What the task requires: Search the material for the word "شهاب" and report each line where it turns up.

Rows:
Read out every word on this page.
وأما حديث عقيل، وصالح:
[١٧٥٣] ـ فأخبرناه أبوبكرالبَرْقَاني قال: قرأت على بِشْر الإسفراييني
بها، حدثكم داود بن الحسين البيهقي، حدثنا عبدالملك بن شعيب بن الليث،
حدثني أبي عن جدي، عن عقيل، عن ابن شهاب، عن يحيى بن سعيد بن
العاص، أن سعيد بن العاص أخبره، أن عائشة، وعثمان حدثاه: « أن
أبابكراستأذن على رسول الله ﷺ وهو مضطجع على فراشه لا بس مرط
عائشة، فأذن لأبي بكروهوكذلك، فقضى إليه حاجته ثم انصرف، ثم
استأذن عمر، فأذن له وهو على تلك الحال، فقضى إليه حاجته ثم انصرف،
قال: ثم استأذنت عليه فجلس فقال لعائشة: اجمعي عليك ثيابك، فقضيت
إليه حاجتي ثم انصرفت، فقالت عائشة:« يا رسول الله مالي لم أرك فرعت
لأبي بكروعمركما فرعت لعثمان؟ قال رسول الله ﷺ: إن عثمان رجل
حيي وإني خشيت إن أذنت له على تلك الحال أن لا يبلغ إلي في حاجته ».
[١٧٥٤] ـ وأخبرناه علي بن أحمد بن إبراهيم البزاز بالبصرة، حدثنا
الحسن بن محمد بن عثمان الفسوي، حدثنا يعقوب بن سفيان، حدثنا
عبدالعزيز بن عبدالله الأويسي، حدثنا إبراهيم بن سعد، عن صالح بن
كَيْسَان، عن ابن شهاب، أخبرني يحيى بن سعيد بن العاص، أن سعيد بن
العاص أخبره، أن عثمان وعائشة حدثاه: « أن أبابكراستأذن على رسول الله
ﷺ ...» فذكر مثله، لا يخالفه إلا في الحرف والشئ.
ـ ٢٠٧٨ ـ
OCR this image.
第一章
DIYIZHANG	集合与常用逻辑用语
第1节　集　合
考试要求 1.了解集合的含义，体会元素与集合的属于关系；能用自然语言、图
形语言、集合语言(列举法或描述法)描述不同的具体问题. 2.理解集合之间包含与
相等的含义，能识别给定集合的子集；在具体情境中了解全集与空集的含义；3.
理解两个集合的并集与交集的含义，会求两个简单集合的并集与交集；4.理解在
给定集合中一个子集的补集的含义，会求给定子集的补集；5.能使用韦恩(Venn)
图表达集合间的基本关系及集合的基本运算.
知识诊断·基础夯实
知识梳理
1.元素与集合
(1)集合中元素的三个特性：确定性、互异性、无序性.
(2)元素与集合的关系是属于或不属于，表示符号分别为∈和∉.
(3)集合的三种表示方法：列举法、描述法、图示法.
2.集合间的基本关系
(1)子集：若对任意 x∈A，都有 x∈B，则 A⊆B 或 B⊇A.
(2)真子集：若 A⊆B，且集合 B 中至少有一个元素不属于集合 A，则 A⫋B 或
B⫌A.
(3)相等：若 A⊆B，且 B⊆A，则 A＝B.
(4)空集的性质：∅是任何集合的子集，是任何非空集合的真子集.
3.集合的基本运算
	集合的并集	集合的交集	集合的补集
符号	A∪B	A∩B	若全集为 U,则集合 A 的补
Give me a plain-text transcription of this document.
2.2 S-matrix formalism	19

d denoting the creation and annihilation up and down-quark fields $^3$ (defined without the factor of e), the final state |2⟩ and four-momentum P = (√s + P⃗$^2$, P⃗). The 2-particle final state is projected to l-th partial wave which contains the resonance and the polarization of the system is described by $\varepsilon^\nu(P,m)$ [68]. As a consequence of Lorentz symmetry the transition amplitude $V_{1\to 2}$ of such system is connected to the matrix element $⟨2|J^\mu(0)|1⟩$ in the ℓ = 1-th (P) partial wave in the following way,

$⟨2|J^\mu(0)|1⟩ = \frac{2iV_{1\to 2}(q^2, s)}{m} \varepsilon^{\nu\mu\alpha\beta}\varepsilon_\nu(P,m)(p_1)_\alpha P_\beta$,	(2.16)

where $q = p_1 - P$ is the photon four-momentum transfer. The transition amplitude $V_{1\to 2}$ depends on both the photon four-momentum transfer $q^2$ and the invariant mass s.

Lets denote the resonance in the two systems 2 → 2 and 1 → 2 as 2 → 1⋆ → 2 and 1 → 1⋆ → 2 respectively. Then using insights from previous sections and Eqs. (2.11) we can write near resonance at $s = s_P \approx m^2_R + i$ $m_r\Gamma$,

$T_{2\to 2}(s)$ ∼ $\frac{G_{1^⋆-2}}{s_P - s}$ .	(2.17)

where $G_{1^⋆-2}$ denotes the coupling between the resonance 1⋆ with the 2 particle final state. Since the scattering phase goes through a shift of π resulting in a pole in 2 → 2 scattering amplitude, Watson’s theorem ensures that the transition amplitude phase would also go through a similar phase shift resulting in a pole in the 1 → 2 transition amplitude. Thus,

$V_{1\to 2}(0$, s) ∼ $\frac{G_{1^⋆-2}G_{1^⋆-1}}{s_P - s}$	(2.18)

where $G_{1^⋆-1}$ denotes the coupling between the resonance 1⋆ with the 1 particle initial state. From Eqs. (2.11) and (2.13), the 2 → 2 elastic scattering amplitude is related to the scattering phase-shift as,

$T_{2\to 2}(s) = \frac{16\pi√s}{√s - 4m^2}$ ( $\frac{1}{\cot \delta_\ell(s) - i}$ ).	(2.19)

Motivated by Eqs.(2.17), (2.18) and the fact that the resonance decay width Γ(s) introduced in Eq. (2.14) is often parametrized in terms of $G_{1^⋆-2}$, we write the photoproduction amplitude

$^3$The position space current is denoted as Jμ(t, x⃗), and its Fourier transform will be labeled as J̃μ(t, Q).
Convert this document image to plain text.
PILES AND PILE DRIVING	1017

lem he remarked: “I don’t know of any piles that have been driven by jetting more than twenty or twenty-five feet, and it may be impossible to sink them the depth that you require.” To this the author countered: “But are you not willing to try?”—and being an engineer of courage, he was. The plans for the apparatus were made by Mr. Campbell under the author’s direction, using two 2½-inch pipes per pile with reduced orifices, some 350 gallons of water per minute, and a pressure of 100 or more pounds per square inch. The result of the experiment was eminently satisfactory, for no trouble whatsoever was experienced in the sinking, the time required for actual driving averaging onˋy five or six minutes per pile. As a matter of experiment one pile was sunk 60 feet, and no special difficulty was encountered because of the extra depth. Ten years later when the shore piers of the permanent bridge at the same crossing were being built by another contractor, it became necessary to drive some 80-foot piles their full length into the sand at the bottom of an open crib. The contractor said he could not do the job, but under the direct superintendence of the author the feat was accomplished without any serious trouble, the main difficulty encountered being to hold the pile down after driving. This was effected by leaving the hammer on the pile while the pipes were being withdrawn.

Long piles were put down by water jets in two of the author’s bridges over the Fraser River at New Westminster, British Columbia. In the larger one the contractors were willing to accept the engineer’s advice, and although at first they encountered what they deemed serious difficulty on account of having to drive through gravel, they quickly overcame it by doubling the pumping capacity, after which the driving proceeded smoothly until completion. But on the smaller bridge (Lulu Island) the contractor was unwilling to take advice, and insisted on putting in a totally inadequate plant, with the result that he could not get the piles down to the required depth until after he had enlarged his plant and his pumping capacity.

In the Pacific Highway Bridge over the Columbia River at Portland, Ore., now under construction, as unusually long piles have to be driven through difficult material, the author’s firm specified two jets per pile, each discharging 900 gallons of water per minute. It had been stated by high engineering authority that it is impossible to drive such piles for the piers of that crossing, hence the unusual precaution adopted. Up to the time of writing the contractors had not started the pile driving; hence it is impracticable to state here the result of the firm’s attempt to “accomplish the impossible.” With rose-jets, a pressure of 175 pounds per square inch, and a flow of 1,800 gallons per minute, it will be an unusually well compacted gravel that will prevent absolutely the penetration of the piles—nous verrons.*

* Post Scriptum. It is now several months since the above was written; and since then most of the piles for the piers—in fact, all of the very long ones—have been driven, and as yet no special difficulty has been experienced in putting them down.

The result:
حدثني أبي عن جدي، عن عقيل، عن ابن شهاب، عن يحيى بن سعيد بن
كَيْسَان، عن ابن شهاب، أخبرني يحيى بن سعيد بن العاص، أن سعيد بن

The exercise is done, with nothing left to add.